Data lines

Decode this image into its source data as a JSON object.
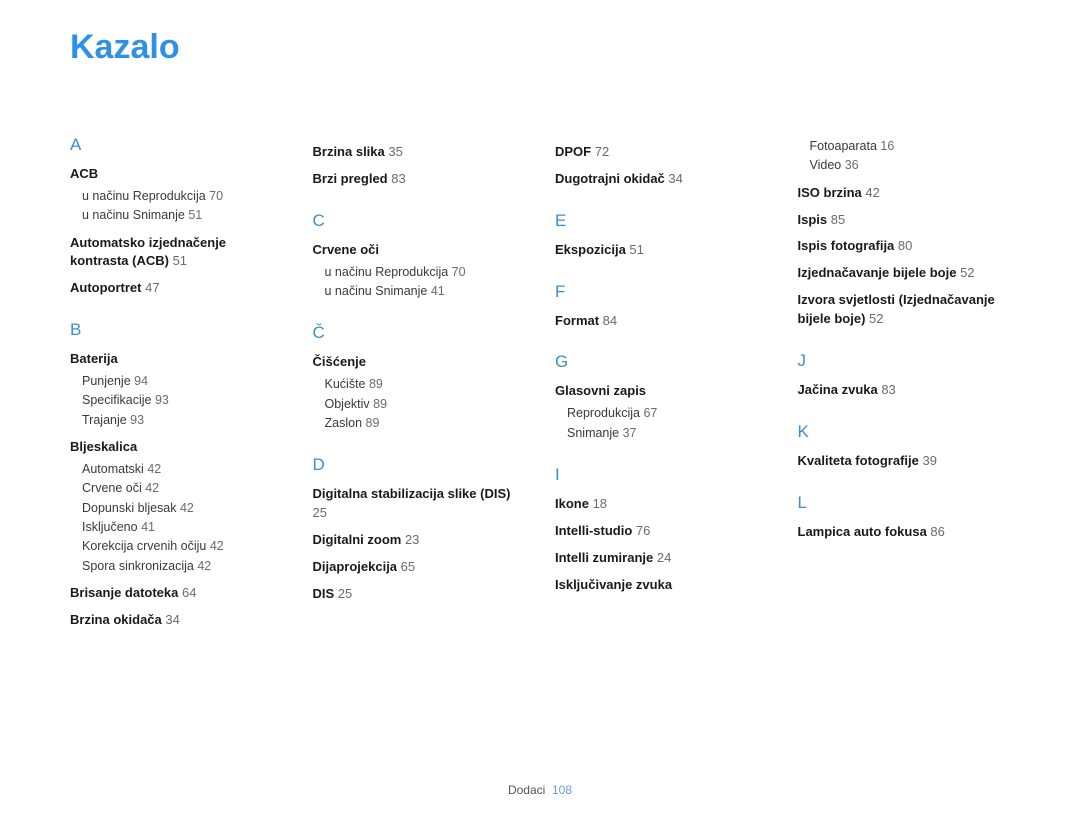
{
  "title": "Kazalo",
  "footer_label": "Dodaci",
  "footer_page": "108",
  "columns": [
    [
      {
        "type": "letter",
        "text": "A"
      },
      {
        "type": "term",
        "text": "ACB"
      },
      {
        "type": "subs",
        "items": [
          {
            "text": "u načinu Reprodukcija",
            "page": "70"
          },
          {
            "text": "u načinu Snimanje",
            "page": "51"
          }
        ]
      },
      {
        "type": "term",
        "text": "Automatsko izjednačenje kontrasta (ACB)",
        "page": "51"
      },
      {
        "type": "term",
        "text": "Autoportret",
        "page": "47"
      },
      {
        "type": "letter",
        "text": "B"
      },
      {
        "type": "term",
        "text": "Baterija"
      },
      {
        "type": "subs",
        "items": [
          {
            "text": "Punjenje",
            "page": "94"
          },
          {
            "text": "Specifikacije",
            "page": "93"
          },
          {
            "text": "Trajanje",
            "page": "93"
          }
        ]
      },
      {
        "type": "term",
        "text": "Bljeskalica"
      },
      {
        "type": "subs",
        "items": [
          {
            "text": "Automatski",
            "page": "42"
          },
          {
            "text": "Crvene oči",
            "page": "42"
          },
          {
            "text": "Dopunski bljesak",
            "page": "42"
          },
          {
            "text": "Isključeno",
            "page": "41"
          },
          {
            "text": "Korekcija crvenih očiju",
            "page": "42"
          },
          {
            "text": "Spora sinkronizacija",
            "page": "42"
          }
        ]
      },
      {
        "type": "term",
        "text": "Brisanje datoteka",
        "page": "64"
      },
      {
        "type": "term",
        "text": "Brzina okidača",
        "page": "34"
      }
    ],
    [
      {
        "type": "term",
        "text": "Brzina slika",
        "page": "35"
      },
      {
        "type": "term",
        "text": "Brzi pregled",
        "page": "83"
      },
      {
        "type": "letter",
        "text": "C"
      },
      {
        "type": "term",
        "text": "Crvene oči"
      },
      {
        "type": "subs",
        "items": [
          {
            "text": "u načinu Reprodukcija",
            "page": "70"
          },
          {
            "text": "u načinu Snimanje",
            "page": "41"
          }
        ]
      },
      {
        "type": "letter",
        "text": "Č"
      },
      {
        "type": "term",
        "text": "Čišćenje"
      },
      {
        "type": "subs",
        "items": [
          {
            "text": "Kućište",
            "page": "89"
          },
          {
            "text": "Objektiv",
            "page": "89"
          },
          {
            "text": "Zaslon",
            "page": "89"
          }
        ]
      },
      {
        "type": "letter",
        "text": "D"
      },
      {
        "type": "term",
        "text": "Digitalna stabilizacija slike (DIS)",
        "page": "25"
      },
      {
        "type": "term",
        "text": "Digitalni zoom",
        "page": "23"
      },
      {
        "type": "term",
        "text": "Dijaprojekcija",
        "page": "65"
      },
      {
        "type": "term",
        "text": "DIS",
        "page": "25"
      }
    ],
    [
      {
        "type": "term",
        "text": "DPOF",
        "page": "72"
      },
      {
        "type": "term",
        "text": "Dugotrajni okidač",
        "page": "34"
      },
      {
        "type": "letter",
        "text": "E"
      },
      {
        "type": "term",
        "text": "Ekspozicija",
        "page": "51"
      },
      {
        "type": "letter",
        "text": "F"
      },
      {
        "type": "term",
        "text": "Format",
        "page": "84"
      },
      {
        "type": "letter",
        "text": "G"
      },
      {
        "type": "term",
        "text": "Glasovni zapis"
      },
      {
        "type": "subs",
        "items": [
          {
            "text": "Reprodukcija",
            "page": "67"
          },
          {
            "text": "Snimanje",
            "page": "37"
          }
        ]
      },
      {
        "type": "letter",
        "text": "I"
      },
      {
        "type": "term",
        "text": "Ikone",
        "page": "18"
      },
      {
        "type": "term",
        "text": "Intelli-studio",
        "page": "76"
      },
      {
        "type": "term",
        "text": "Intelli zumiranje",
        "page": "24"
      },
      {
        "type": "term",
        "text": "Isključivanje zvuka"
      }
    ],
    [
      {
        "type": "subs",
        "items": [
          {
            "text": "Fotoaparata",
            "page": "16"
          },
          {
            "text": "Video",
            "page": "36"
          }
        ]
      },
      {
        "type": "term",
        "text": "ISO brzina",
        "page": "42"
      },
      {
        "type": "term",
        "text": "Ispis",
        "page": "85"
      },
      {
        "type": "term",
        "text": "Ispis fotografija",
        "page": "80"
      },
      {
        "type": "term",
        "text": "Izjednačavanje bijele boje",
        "page": "52"
      },
      {
        "type": "term",
        "text": "Izvora svjetlosti (Izjednačavanje bijele boje)",
        "page": "52"
      },
      {
        "type": "letter",
        "text": "J"
      },
      {
        "type": "term",
        "text": "Jačina zvuka",
        "page": "83"
      },
      {
        "type": "letter",
        "text": "K"
      },
      {
        "type": "term",
        "text": "Kvaliteta fotografije",
        "page": "39"
      },
      {
        "type": "letter",
        "text": "L"
      },
      {
        "type": "term",
        "text": "Lampica auto fokusa",
        "page": "86"
      }
    ]
  ]
}
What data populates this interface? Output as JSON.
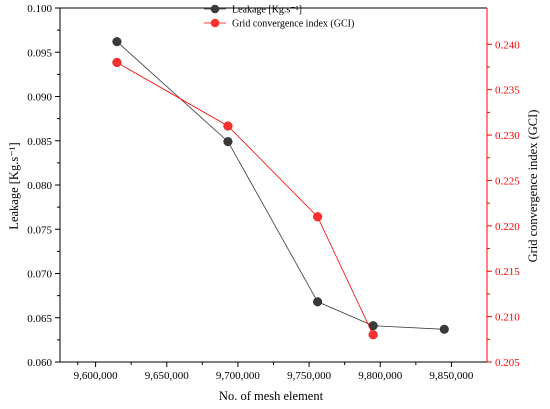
{
  "chart_data": {
    "type": "line",
    "xlabel": "No. of mesh element",
    "ylabel": "Leakage [Kg.s⁻¹]",
    "y2label": "Grid convergence index (GCI)",
    "xlim": [
      9575000,
      9875000
    ],
    "ylim": [
      0.06,
      0.1
    ],
    "y2lim": [
      0.205,
      0.244
    ],
    "x_ticks": [
      9600000,
      9650000,
      9700000,
      9750000,
      9800000,
      9850000
    ],
    "x_tick_labels": [
      "9,600,000",
      "9,650,000",
      "9,700,000",
      "9,750,000",
      "9,800,000",
      "9,850,000"
    ],
    "y_ticks": [
      0.06,
      0.065,
      0.07,
      0.075,
      0.08,
      0.085,
      0.09,
      0.095,
      0.1
    ],
    "y_tick_labels": [
      "0.060",
      "0.065",
      "0.070",
      "0.075",
      "0.080",
      "0.085",
      "0.090",
      "0.095",
      "0.100"
    ],
    "y2_ticks": [
      0.205,
      0.21,
      0.215,
      0.22,
      0.225,
      0.23,
      0.235,
      0.24
    ],
    "y2_tick_labels": [
      "0.205",
      "0.210",
      "0.215",
      "0.220",
      "0.225",
      "0.230",
      "0.235",
      "0.240"
    ],
    "grid": false,
    "legend_position": "top-center",
    "series": [
      {
        "name": "Leakage [Kg.s⁻¹]",
        "axis": "left",
        "color": "#3a3a3a",
        "x": [
          9615000,
          9693000,
          9756000,
          9795000,
          9845000
        ],
        "y": [
          0.0962,
          0.0849,
          0.0668,
          0.0641,
          0.0637
        ]
      },
      {
        "name": "Grid convergence index (GCI)",
        "axis": "right",
        "color": "#ff0000",
        "x": [
          9615000,
          9693000,
          9756000,
          9795000
        ],
        "y": [
          0.238,
          0.231,
          0.221,
          0.208
        ]
      }
    ]
  }
}
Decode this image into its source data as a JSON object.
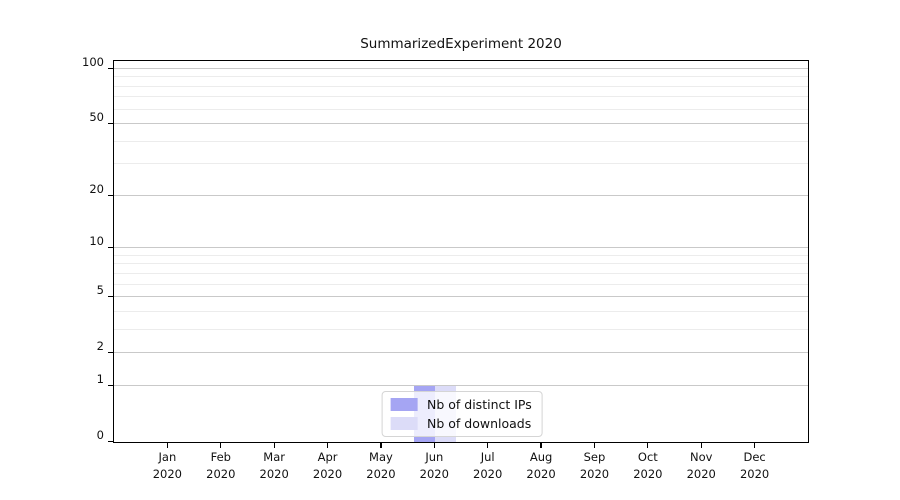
{
  "chart_data": {
    "type": "bar",
    "title": "SummarizedExperiment 2020",
    "categories": [
      "Jan",
      "Feb",
      "Mar",
      "Apr",
      "May",
      "Jun",
      "Jul",
      "Aug",
      "Sep",
      "Oct",
      "Nov",
      "Dec"
    ],
    "category_year": "2020",
    "series": [
      {
        "name": "Nb of distinct IPs",
        "color": "#a5a5f3",
        "values": [
          0,
          0,
          0,
          0,
          0,
          1,
          0,
          0,
          0,
          0,
          0,
          0
        ]
      },
      {
        "name": "Nb of downloads",
        "color": "#dcdcf8",
        "values": [
          0,
          0,
          0,
          0,
          0,
          1,
          0,
          0,
          0,
          0,
          0,
          0
        ]
      }
    ],
    "y_axis": {
      "scale": "log1p",
      "ticks": [
        0,
        1,
        2,
        5,
        10,
        20,
        50,
        100
      ],
      "minor_gridlines": [
        3,
        4,
        6,
        7,
        8,
        9,
        30,
        40,
        60,
        70,
        80,
        90
      ],
      "max": 113
    },
    "colors": {
      "major_grid": "#c9c9c9",
      "minor_grid": "#ececec",
      "spine": "#000000",
      "background": "#ffffff"
    },
    "legend_position": "lower center",
    "grid": true
  }
}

Set task
Find the word "bijele" and list each line it appears in.

Solution to this exercise
        "text": "Izjednačavanje bijele boje",
        "text": "Izvora svjetlosti (Izjednačavanje bijele boje)",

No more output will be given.